* Begin AVAILABLE RECORDS *
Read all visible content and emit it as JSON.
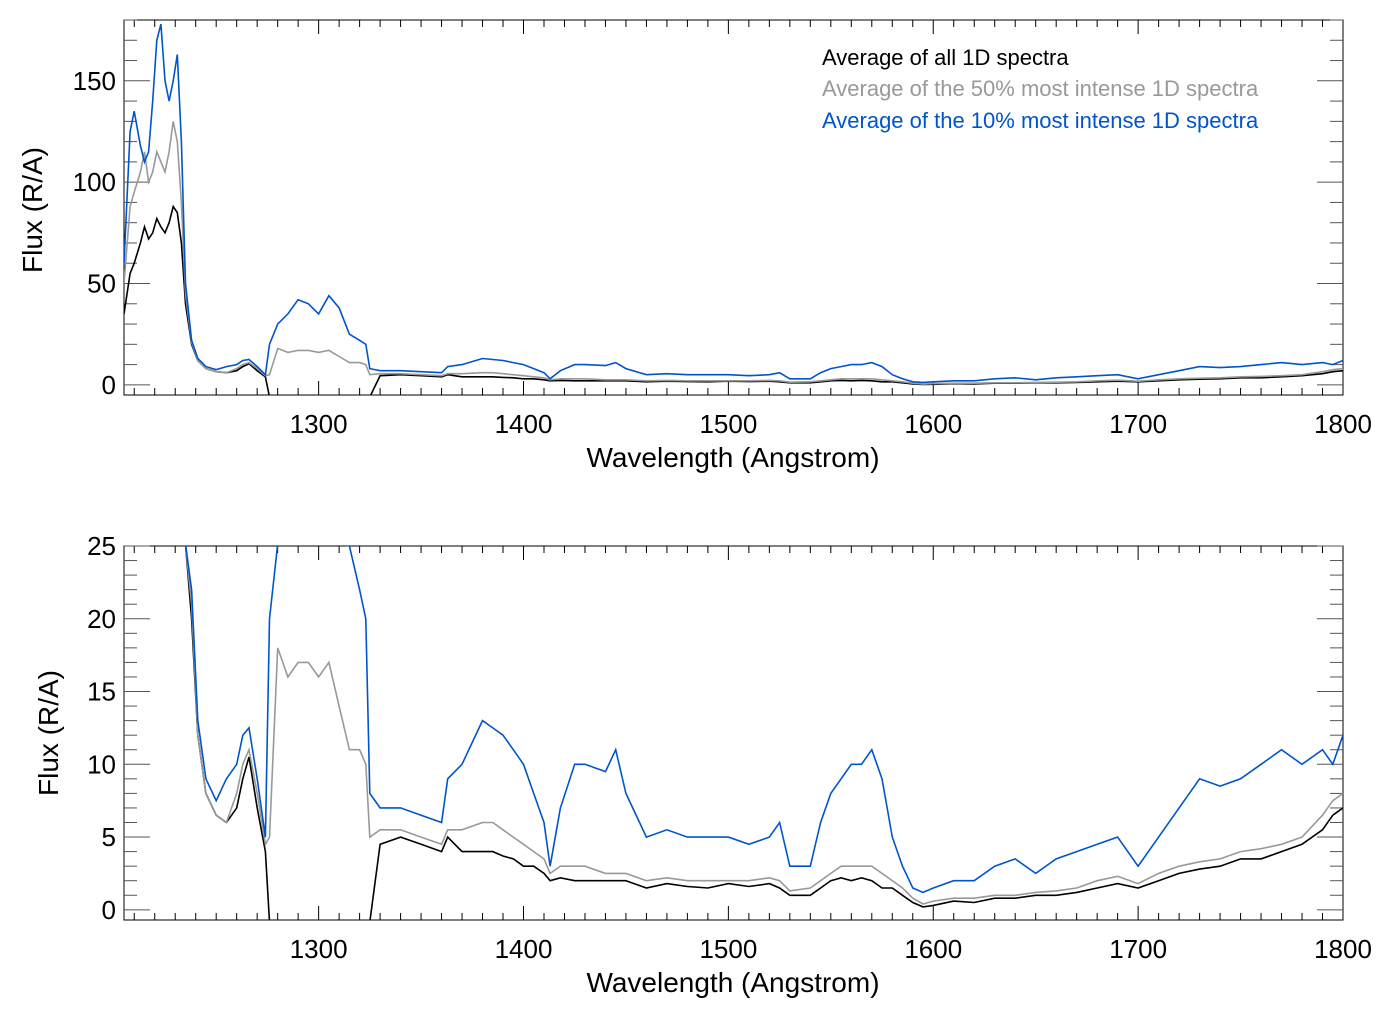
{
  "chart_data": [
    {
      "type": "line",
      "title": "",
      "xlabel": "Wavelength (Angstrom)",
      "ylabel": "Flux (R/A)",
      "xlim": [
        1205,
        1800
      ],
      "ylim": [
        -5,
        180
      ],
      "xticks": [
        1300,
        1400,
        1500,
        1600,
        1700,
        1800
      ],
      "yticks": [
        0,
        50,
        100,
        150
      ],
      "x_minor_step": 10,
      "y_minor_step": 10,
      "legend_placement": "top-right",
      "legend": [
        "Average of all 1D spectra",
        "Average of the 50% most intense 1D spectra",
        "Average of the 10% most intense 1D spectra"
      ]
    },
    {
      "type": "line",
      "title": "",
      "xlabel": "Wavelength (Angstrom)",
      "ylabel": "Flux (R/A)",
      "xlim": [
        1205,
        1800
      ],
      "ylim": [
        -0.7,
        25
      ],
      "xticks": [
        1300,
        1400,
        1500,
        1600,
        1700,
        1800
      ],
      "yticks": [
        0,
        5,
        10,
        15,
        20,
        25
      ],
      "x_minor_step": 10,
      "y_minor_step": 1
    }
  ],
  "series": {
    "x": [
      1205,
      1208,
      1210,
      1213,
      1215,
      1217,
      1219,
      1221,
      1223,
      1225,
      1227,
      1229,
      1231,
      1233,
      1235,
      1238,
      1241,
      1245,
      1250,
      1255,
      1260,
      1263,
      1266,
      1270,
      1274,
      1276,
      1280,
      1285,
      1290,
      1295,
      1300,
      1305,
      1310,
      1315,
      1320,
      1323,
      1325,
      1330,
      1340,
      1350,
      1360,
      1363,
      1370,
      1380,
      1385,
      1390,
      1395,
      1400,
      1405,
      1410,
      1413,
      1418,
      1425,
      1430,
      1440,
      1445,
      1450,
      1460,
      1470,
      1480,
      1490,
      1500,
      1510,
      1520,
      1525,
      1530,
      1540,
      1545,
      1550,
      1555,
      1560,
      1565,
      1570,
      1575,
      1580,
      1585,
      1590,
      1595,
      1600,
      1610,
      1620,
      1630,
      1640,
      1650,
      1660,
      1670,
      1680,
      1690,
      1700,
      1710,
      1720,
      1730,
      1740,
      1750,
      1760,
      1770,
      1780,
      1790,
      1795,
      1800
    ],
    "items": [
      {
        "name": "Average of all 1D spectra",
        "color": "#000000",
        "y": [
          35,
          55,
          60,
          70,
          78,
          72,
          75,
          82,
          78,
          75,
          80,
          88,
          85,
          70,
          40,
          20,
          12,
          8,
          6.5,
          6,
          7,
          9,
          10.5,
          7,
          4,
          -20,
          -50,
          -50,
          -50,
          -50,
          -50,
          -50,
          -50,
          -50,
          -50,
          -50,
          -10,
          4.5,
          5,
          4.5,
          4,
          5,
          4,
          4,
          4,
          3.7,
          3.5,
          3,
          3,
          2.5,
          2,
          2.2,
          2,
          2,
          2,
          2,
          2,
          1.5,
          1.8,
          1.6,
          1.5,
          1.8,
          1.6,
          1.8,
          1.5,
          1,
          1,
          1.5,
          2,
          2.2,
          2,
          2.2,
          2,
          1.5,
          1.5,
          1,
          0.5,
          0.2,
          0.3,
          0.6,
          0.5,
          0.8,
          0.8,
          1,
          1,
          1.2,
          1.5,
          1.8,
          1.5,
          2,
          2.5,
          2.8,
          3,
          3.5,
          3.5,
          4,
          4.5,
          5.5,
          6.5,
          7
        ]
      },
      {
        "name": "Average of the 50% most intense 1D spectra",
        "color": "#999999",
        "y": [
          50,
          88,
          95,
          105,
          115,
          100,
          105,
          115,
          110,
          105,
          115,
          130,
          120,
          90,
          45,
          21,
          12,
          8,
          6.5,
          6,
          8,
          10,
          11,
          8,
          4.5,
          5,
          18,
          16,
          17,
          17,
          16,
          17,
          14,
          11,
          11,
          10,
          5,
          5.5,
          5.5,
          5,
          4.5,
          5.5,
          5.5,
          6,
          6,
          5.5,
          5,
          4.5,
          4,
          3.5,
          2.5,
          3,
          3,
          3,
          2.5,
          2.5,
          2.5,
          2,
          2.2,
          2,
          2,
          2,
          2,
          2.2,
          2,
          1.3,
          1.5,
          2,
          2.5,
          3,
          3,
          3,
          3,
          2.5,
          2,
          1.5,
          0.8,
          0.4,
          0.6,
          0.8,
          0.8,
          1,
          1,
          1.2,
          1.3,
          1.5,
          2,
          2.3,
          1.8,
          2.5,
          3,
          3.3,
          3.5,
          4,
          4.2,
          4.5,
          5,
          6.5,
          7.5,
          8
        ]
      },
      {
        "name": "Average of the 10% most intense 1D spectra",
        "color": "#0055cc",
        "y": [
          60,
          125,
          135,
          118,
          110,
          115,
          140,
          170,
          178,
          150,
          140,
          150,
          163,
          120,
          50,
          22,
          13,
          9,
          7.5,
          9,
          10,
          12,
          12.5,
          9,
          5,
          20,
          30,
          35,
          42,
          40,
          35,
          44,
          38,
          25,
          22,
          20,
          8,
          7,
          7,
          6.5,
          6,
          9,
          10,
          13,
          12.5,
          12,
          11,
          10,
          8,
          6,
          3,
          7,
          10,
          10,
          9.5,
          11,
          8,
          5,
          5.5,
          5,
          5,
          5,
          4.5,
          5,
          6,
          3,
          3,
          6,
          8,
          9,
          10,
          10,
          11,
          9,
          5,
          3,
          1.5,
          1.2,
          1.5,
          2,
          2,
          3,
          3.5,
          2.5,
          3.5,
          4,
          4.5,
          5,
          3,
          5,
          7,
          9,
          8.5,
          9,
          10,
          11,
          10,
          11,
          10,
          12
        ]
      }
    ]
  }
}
* End AVAILABLE RECORDS *
→ **WHAT IS REQUIRED**:
Give the data above again in full and unchanged, skipping the pictures.

→ **CORRECT RESPONSE**:
Read all visible content and emit it as JSON.
{
  "chart_data": [
    {
      "type": "line",
      "title": "",
      "xlabel": "Wavelength (Angstrom)",
      "ylabel": "Flux (R/A)",
      "xlim": [
        1205,
        1800
      ],
      "ylim": [
        -5,
        180
      ],
      "xticks": [
        1300,
        1400,
        1500,
        1600,
        1700,
        1800
      ],
      "yticks": [
        0,
        50,
        100,
        150
      ],
      "x_minor_step": 10,
      "y_minor_step": 10,
      "legend_placement": "top-right",
      "legend": [
        "Average of all 1D spectra",
        "Average of the 50% most intense 1D spectra",
        "Average of the 10% most intense 1D spectra"
      ]
    },
    {
      "type": "line",
      "title": "",
      "xlabel": "Wavelength (Angstrom)",
      "ylabel": "Flux (R/A)",
      "xlim": [
        1205,
        1800
      ],
      "ylim": [
        -0.7,
        25
      ],
      "xticks": [
        1300,
        1400,
        1500,
        1600,
        1700,
        1800
      ],
      "yticks": [
        0,
        5,
        10,
        15,
        20,
        25
      ],
      "x_minor_step": 10,
      "y_minor_step": 1
    }
  ],
  "series": {
    "x": [
      1205,
      1208,
      1210,
      1213,
      1215,
      1217,
      1219,
      1221,
      1223,
      1225,
      1227,
      1229,
      1231,
      1233,
      1235,
      1238,
      1241,
      1245,
      1250,
      1255,
      1260,
      1263,
      1266,
      1270,
      1274,
      1276,
      1280,
      1285,
      1290,
      1295,
      1300,
      1305,
      1310,
      1315,
      1320,
      1323,
      1325,
      1330,
      1340,
      1350,
      1360,
      1363,
      1370,
      1380,
      1385,
      1390,
      1395,
      1400,
      1405,
      1410,
      1413,
      1418,
      1425,
      1430,
      1440,
      1445,
      1450,
      1460,
      1470,
      1480,
      1490,
      1500,
      1510,
      1520,
      1525,
      1530,
      1540,
      1545,
      1550,
      1555,
      1560,
      1565,
      1570,
      1575,
      1580,
      1585,
      1590,
      1595,
      1600,
      1610,
      1620,
      1630,
      1640,
      1650,
      1660,
      1670,
      1680,
      1690,
      1700,
      1710,
      1720,
      1730,
      1740,
      1750,
      1760,
      1770,
      1780,
      1790,
      1795,
      1800
    ],
    "items": [
      {
        "name": "Average of all 1D spectra",
        "color": "#000000",
        "y": [
          35,
          55,
          60,
          70,
          78,
          72,
          75,
          82,
          78,
          75,
          80,
          88,
          85,
          70,
          40,
          20,
          12,
          8,
          6.5,
          6,
          7,
          9,
          10.5,
          7,
          4,
          -20,
          -50,
          -50,
          -50,
          -50,
          -50,
          -50,
          -50,
          -50,
          -50,
          -50,
          -10,
          4.5,
          5,
          4.5,
          4,
          5,
          4,
          4,
          4,
          3.7,
          3.5,
          3,
          3,
          2.5,
          2,
          2.2,
          2,
          2,
          2,
          2,
          2,
          1.5,
          1.8,
          1.6,
          1.5,
          1.8,
          1.6,
          1.8,
          1.5,
          1,
          1,
          1.5,
          2,
          2.2,
          2,
          2.2,
          2,
          1.5,
          1.5,
          1,
          0.5,
          0.2,
          0.3,
          0.6,
          0.5,
          0.8,
          0.8,
          1,
          1,
          1.2,
          1.5,
          1.8,
          1.5,
          2,
          2.5,
          2.8,
          3,
          3.5,
          3.5,
          4,
          4.5,
          5.5,
          6.5,
          7
        ]
      },
      {
        "name": "Average of the 50% most intense 1D spectra",
        "color": "#999999",
        "y": [
          50,
          88,
          95,
          105,
          115,
          100,
          105,
          115,
          110,
          105,
          115,
          130,
          120,
          90,
          45,
          21,
          12,
          8,
          6.5,
          6,
          8,
          10,
          11,
          8,
          4.5,
          5,
          18,
          16,
          17,
          17,
          16,
          17,
          14,
          11,
          11,
          10,
          5,
          5.5,
          5.5,
          5,
          4.5,
          5.5,
          5.5,
          6,
          6,
          5.5,
          5,
          4.5,
          4,
          3.5,
          2.5,
          3,
          3,
          3,
          2.5,
          2.5,
          2.5,
          2,
          2.2,
          2,
          2,
          2,
          2,
          2.2,
          2,
          1.3,
          1.5,
          2,
          2.5,
          3,
          3,
          3,
          3,
          2.5,
          2,
          1.5,
          0.8,
          0.4,
          0.6,
          0.8,
          0.8,
          1,
          1,
          1.2,
          1.3,
          1.5,
          2,
          2.3,
          1.8,
          2.5,
          3,
          3.3,
          3.5,
          4,
          4.2,
          4.5,
          5,
          6.5,
          7.5,
          8
        ]
      },
      {
        "name": "Average of the 10% most intense 1D spectra",
        "color": "#0055cc",
        "y": [
          60,
          125,
          135,
          118,
          110,
          115,
          140,
          170,
          178,
          150,
          140,
          150,
          163,
          120,
          50,
          22,
          13,
          9,
          7.5,
          9,
          10,
          12,
          12.5,
          9,
          5,
          20,
          30,
          35,
          42,
          40,
          35,
          44,
          38,
          25,
          22,
          20,
          8,
          7,
          7,
          6.5,
          6,
          9,
          10,
          13,
          12.5,
          12,
          11,
          10,
          8,
          6,
          3,
          7,
          10,
          10,
          9.5,
          11,
          8,
          5,
          5.5,
          5,
          5,
          5,
          4.5,
          5,
          6,
          3,
          3,
          6,
          8,
          9,
          10,
          10,
          11,
          9,
          5,
          3,
          1.5,
          1.2,
          1.5,
          2,
          2,
          3,
          3.5,
          2.5,
          3.5,
          4,
          4.5,
          5,
          3,
          5,
          7,
          9,
          8.5,
          9,
          10,
          11,
          10,
          11,
          10,
          12
        ]
      }
    ]
  }
}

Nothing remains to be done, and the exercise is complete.